Instruction :: Below is the data. Give it again, complete and exact.
________________________
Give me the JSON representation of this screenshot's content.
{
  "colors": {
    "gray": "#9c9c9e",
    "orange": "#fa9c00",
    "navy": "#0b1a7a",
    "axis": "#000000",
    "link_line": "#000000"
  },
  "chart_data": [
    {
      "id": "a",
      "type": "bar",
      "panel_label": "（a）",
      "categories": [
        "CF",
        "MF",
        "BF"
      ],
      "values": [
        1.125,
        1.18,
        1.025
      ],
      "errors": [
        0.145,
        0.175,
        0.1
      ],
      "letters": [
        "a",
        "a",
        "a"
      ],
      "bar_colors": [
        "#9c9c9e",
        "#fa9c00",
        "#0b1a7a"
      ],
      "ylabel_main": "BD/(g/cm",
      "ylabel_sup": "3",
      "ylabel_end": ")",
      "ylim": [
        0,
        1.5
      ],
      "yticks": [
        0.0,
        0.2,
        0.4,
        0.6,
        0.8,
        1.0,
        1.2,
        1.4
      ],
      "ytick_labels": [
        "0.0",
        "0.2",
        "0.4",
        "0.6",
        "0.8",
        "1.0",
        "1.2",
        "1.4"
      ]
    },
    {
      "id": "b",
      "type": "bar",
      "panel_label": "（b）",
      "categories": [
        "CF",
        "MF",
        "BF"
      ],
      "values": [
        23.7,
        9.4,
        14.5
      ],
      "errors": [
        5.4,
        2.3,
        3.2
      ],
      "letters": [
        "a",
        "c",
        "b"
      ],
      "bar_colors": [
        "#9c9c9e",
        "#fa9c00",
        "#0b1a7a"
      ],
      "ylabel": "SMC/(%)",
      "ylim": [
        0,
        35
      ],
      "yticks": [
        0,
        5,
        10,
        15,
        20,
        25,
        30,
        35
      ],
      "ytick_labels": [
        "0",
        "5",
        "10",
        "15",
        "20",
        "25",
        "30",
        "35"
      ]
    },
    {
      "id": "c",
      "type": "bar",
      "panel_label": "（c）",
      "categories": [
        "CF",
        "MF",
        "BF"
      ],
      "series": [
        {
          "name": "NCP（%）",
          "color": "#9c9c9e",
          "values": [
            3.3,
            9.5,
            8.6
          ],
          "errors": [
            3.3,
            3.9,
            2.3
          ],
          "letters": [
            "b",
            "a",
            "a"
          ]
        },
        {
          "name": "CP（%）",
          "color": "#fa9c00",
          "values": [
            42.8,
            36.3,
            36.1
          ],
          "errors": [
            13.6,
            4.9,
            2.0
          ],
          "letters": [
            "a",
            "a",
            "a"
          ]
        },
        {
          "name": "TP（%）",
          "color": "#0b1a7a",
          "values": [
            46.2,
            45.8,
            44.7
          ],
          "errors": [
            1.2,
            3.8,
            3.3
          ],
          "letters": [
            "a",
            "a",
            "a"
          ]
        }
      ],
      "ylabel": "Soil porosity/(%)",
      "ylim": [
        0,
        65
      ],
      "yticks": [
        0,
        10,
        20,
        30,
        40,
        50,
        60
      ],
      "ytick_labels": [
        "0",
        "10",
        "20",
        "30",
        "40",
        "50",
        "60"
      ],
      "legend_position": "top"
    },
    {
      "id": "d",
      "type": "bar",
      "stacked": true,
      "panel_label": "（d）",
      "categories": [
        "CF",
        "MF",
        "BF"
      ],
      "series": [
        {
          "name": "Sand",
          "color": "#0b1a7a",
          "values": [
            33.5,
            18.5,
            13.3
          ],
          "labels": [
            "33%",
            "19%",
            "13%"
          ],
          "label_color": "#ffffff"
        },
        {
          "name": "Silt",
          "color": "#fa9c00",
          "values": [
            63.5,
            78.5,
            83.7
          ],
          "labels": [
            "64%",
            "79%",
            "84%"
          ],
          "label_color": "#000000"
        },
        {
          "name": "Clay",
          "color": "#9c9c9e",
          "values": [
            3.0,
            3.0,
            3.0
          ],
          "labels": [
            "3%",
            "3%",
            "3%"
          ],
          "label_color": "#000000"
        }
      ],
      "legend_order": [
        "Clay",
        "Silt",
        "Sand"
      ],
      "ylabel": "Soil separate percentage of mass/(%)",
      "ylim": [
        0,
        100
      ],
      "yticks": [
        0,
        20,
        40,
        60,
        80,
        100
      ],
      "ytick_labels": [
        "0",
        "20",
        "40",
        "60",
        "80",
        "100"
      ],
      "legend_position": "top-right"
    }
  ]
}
________________________
Response to this task ::
Give me the JSON representation of this screenshot's content.
{
  "colors": {
    "gray": "#9c9c9e",
    "orange": "#fa9c00",
    "navy": "#0b1a7a",
    "axis": "#000000",
    "link_line": "#000000"
  },
  "chart_data": [
    {
      "id": "a",
      "type": "bar",
      "panel_label": "（a）",
      "categories": [
        "CF",
        "MF",
        "BF"
      ],
      "values": [
        1.125,
        1.18,
        1.025
      ],
      "errors": [
        0.145,
        0.175,
        0.1
      ],
      "letters": [
        "a",
        "a",
        "a"
      ],
      "bar_colors": [
        "#9c9c9e",
        "#fa9c00",
        "#0b1a7a"
      ],
      "ylabel_main": "BD/(g/cm",
      "ylabel_sup": "3",
      "ylabel_end": ")",
      "ylim": [
        0,
        1.5
      ],
      "yticks": [
        0.0,
        0.2,
        0.4,
        0.6,
        0.8,
        1.0,
        1.2,
        1.4
      ],
      "ytick_labels": [
        "0.0",
        "0.2",
        "0.4",
        "0.6",
        "0.8",
        "1.0",
        "1.2",
        "1.4"
      ]
    },
    {
      "id": "b",
      "type": "bar",
      "panel_label": "（b）",
      "categories": [
        "CF",
        "MF",
        "BF"
      ],
      "values": [
        23.7,
        9.4,
        14.5
      ],
      "errors": [
        5.4,
        2.3,
        3.2
      ],
      "letters": [
        "a",
        "c",
        "b"
      ],
      "bar_colors": [
        "#9c9c9e",
        "#fa9c00",
        "#0b1a7a"
      ],
      "ylabel": "SMC/(%)",
      "ylim": [
        0,
        35
      ],
      "yticks": [
        0,
        5,
        10,
        15,
        20,
        25,
        30,
        35
      ],
      "ytick_labels": [
        "0",
        "5",
        "10",
        "15",
        "20",
        "25",
        "30",
        "35"
      ]
    },
    {
      "id": "c",
      "type": "bar",
      "panel_label": "（c）",
      "categories": [
        "CF",
        "MF",
        "BF"
      ],
      "series": [
        {
          "name": "NCP（%）",
          "color": "#9c9c9e",
          "values": [
            3.3,
            9.5,
            8.6
          ],
          "errors": [
            3.3,
            3.9,
            2.3
          ],
          "letters": [
            "b",
            "a",
            "a"
          ]
        },
        {
          "name": "CP（%）",
          "color": "#fa9c00",
          "values": [
            42.8,
            36.3,
            36.1
          ],
          "errors": [
            13.6,
            4.9,
            2.0
          ],
          "letters": [
            "a",
            "a",
            "a"
          ]
        },
        {
          "name": "TP（%）",
          "color": "#0b1a7a",
          "values": [
            46.2,
            45.8,
            44.7
          ],
          "errors": [
            1.2,
            3.8,
            3.3
          ],
          "letters": [
            "a",
            "a",
            "a"
          ]
        }
      ],
      "ylabel": "Soil porosity/(%)",
      "ylim": [
        0,
        65
      ],
      "yticks": [
        0,
        10,
        20,
        30,
        40,
        50,
        60
      ],
      "ytick_labels": [
        "0",
        "10",
        "20",
        "30",
        "40",
        "50",
        "60"
      ],
      "legend_position": "top"
    },
    {
      "id": "d",
      "type": "bar",
      "stacked": true,
      "panel_label": "（d）",
      "categories": [
        "CF",
        "MF",
        "BF"
      ],
      "series": [
        {
          "name": "Sand",
          "color": "#0b1a7a",
          "values": [
            33.5,
            18.5,
            13.3
          ],
          "labels": [
            "33%",
            "19%",
            "13%"
          ],
          "label_color": "#ffffff"
        },
        {
          "name": "Silt",
          "color": "#fa9c00",
          "values": [
            63.5,
            78.5,
            83.7
          ],
          "labels": [
            "64%",
            "79%",
            "84%"
          ],
          "label_color": "#000000"
        },
        {
          "name": "Clay",
          "color": "#9c9c9e",
          "values": [
            3.0,
            3.0,
            3.0
          ],
          "labels": [
            "3%",
            "3%",
            "3%"
          ],
          "label_color": "#000000"
        }
      ],
      "legend_order": [
        "Clay",
        "Silt",
        "Sand"
      ],
      "ylabel": "Soil separate percentage of mass/(%)",
      "ylim": [
        0,
        100
      ],
      "yticks": [
        0,
        20,
        40,
        60,
        80,
        100
      ],
      "ytick_labels": [
        "0",
        "20",
        "40",
        "60",
        "80",
        "100"
      ],
      "legend_position": "top-right"
    }
  ]
}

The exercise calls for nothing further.